Copy out each line of the data holding "GENERATION".

▼

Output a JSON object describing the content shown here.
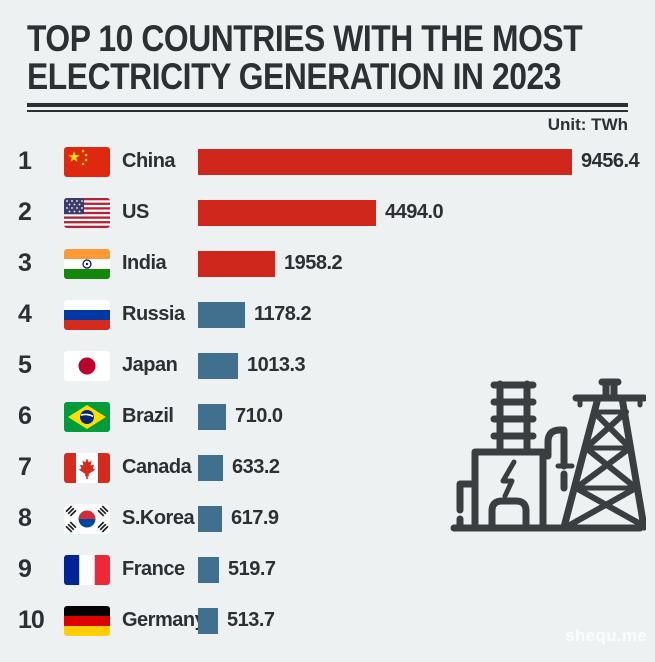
{
  "header": {
    "title_line1": "TOP 10 COUNTRIES WITH THE MOST",
    "title_line2": "ELECTRICITY GENERATION IN 2023",
    "unit_label": "Unit: TWh"
  },
  "watermark": "shequ.me",
  "colors": {
    "background": "#edf1f2",
    "text": "#2d3033",
    "bar_top3": "#d0271d",
    "bar_rest": "#40708e",
    "icon_stroke": "#3a3e40"
  },
  "chart_data": {
    "type": "bar",
    "orientation": "horizontal",
    "title": "TOP 10 COUNTRIES WITH THE MOST ELECTRICITY GENERATION IN 2023",
    "unit": "TWh",
    "max_value": 9456.4,
    "categories": [
      "China",
      "US",
      "India",
      "Russia",
      "Japan",
      "Brazil",
      "Canada",
      "S.Korea",
      "France",
      "Germany"
    ],
    "values": [
      9456.4,
      4494.0,
      1958.2,
      1178.2,
      1013.3,
      710.0,
      633.2,
      617.9,
      519.7,
      513.7
    ],
    "rows": [
      {
        "rank": "1",
        "country": "China",
        "flag": "cn",
        "value": 9456.4,
        "value_label": "9456.4",
        "bar_color": "#d0271d"
      },
      {
        "rank": "2",
        "country": "US",
        "flag": "us",
        "value": 4494.0,
        "value_label": "4494.0",
        "bar_color": "#d0271d"
      },
      {
        "rank": "3",
        "country": "India",
        "flag": "in",
        "value": 1958.2,
        "value_label": "1958.2",
        "bar_color": "#d0271d"
      },
      {
        "rank": "4",
        "country": "Russia",
        "flag": "ru",
        "value": 1178.2,
        "value_label": "1178.2",
        "bar_color": "#40708e"
      },
      {
        "rank": "5",
        "country": "Japan",
        "flag": "jp",
        "value": 1013.3,
        "value_label": "1013.3",
        "bar_color": "#40708e"
      },
      {
        "rank": "6",
        "country": "Brazil",
        "flag": "br",
        "value": 710.0,
        "value_label": "710.0",
        "bar_color": "#40708e"
      },
      {
        "rank": "7",
        "country": "Canada",
        "flag": "ca",
        "value": 633.2,
        "value_label": "633.2",
        "bar_color": "#40708e"
      },
      {
        "rank": "8",
        "country": "S.Korea",
        "flag": "kr",
        "value": 617.9,
        "value_label": "617.9",
        "bar_color": "#40708e"
      },
      {
        "rank": "9",
        "country": "France",
        "flag": "fr",
        "value": 519.7,
        "value_label": "519.7",
        "bar_color": "#40708e"
      },
      {
        "rank": "10",
        "country": "Germany",
        "flag": "de",
        "value": 513.7,
        "value_label": "513.7",
        "bar_color": "#40708e"
      }
    ]
  }
}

▲

OUTPUT OF THE EXERCISE >>
    "title_line2": "ELECTRICITY GENERATION IN 2023",
    "title": "TOP 10 COUNTRIES WITH THE MOST ELECTRICITY GENERATION IN 2023",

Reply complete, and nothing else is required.